● **TASK INSTRUCTIONS**: In the data below, find every line with the string "considered" and pull it out.

[Dataset items]
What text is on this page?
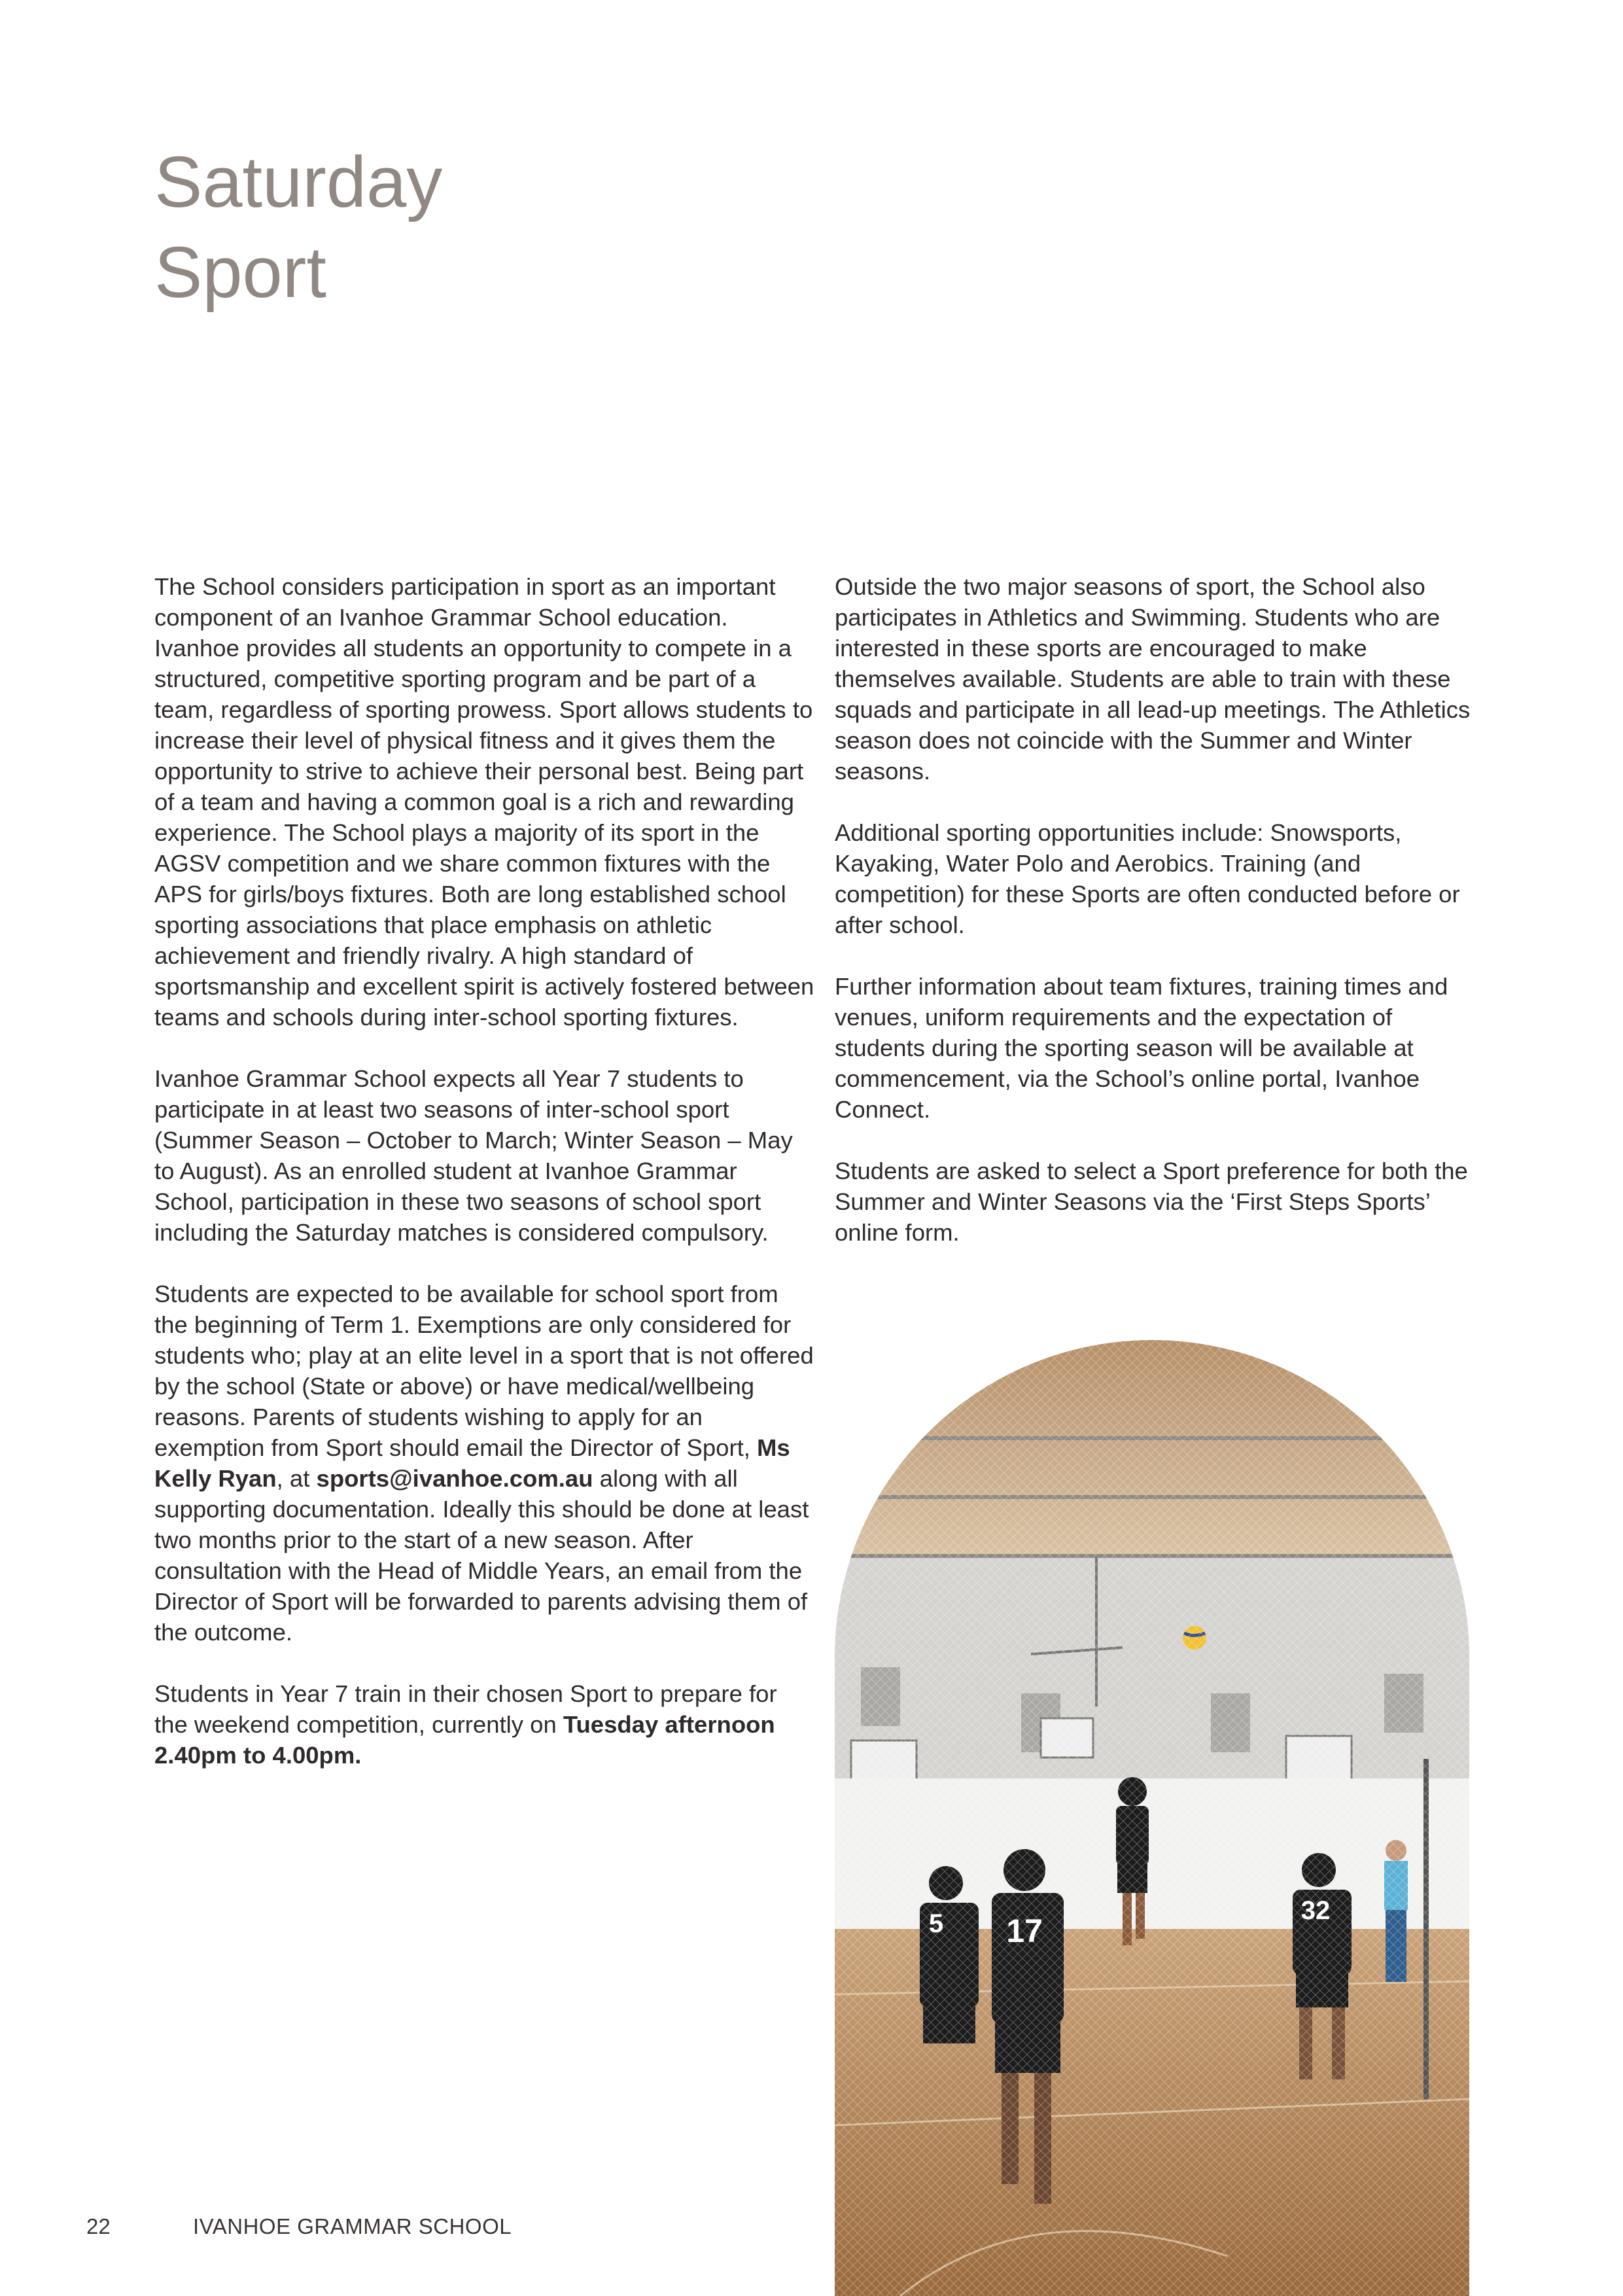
Saturday
Sport

The School considers participation in sport as an important component of an Ivanhoe Grammar School education. Ivanhoe provides all students an opportunity to compete in a structured, competitive sporting program and be part of a team, regardless of sporting prowess. Sport allows students to increase their level of physical fitness and it gives them the opportunity to strive to achieve their personal best. Being part of a team and having a common goal is a rich and rewarding experience. The School plays a majority of its sport in the AGSV competition and we share common fixtures with the APS for girls/boys fixtures. Both are long established school sporting associations that place emphasis on athletic achievement and friendly rivalry. A high standard of sportsmanship and excellent spirit is actively fostered between teams and schools during inter-school sporting fixtures.

Ivanhoe Grammar School expects all Year 7 students to participate in at least two seasons of inter-school sport (Summer Season – October to March; Winter Season – May to August). As an enrolled student at Ivanhoe Grammar School, participation in these two seasons of school sport including the Saturday matches is considered compulsory.

Students are expected to be available for school sport from the beginning of Term 1. Exemptions are only considered for students who; play at an elite level in a sport that is not offered by the school (State or above) or have medical/wellbeing reasons. Parents of students wishing to apply for an exemption from Sport should email the Director of Sport, Ms Kelly Ryan, at sports@ivanhoe.com.au along with all supporting documentation. Ideally this should be done at least two months prior to the start of a new season. After consultation with the Head of Middle Years, an email from the Director of Sport will be forwarded to parents advising them of the outcome.

Students in Year 7 train in their chosen Sport to prepare for the weekend competition, currently on Tuesday afternoon 2.40pm to 4.00pm.

Outside the two major seasons of sport, the School also participates in Athletics and Swimming. Students who are interested in these sports are encouraged to make themselves available. Students are able to train with these squads and participate in all lead-up meetings. The Athletics season does not coincide with the Summer and Winter seasons.

Additional sporting opportunities include: Snowsports, Kayaking, Water Polo and Aerobics. Training (and competition) for these Sports are often conducted before or after school.

Further information about team fixtures, training times and venues, uniform requirements and the expectation of students during the sporting season will be available at commencement, via the School’s online portal, Ivanhoe Connect.

Students are asked to select a Sport preference for both the Summer and Winter Seasons via the ‘First Steps Sports’ online form.

22	IVANHOE GRAMMAR SCHOOL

● **FINAL RESULT**:
Ivanhoe Grammar School expects all Year 7 students to participate in at least two seasons of inter-school sport (Summer Season – October to March; Winter Season – May to August). As an enrolled student at Ivanhoe Grammar School, participation in these two seasons of school sport including the Saturday matches is considered compulsory.
Students are expected to be available for school sport from the beginning of Term 1. Exemptions are only considered for students who; play at an elite level in a sport that is not offered by the school (State or above) or have medical/wellbeing reasons. Parents of students wishing to apply for an exemption from Sport should email the Director of Sport, Ms Kelly Ryan, at sports@ivanhoe.com.au along with all supporting documentation. Ideally this should be done at least two months prior to the start of a new season. After consultation with the Head of Middle Years, an email from the Director of Sport will be forwarded to parents advising them of the outcome.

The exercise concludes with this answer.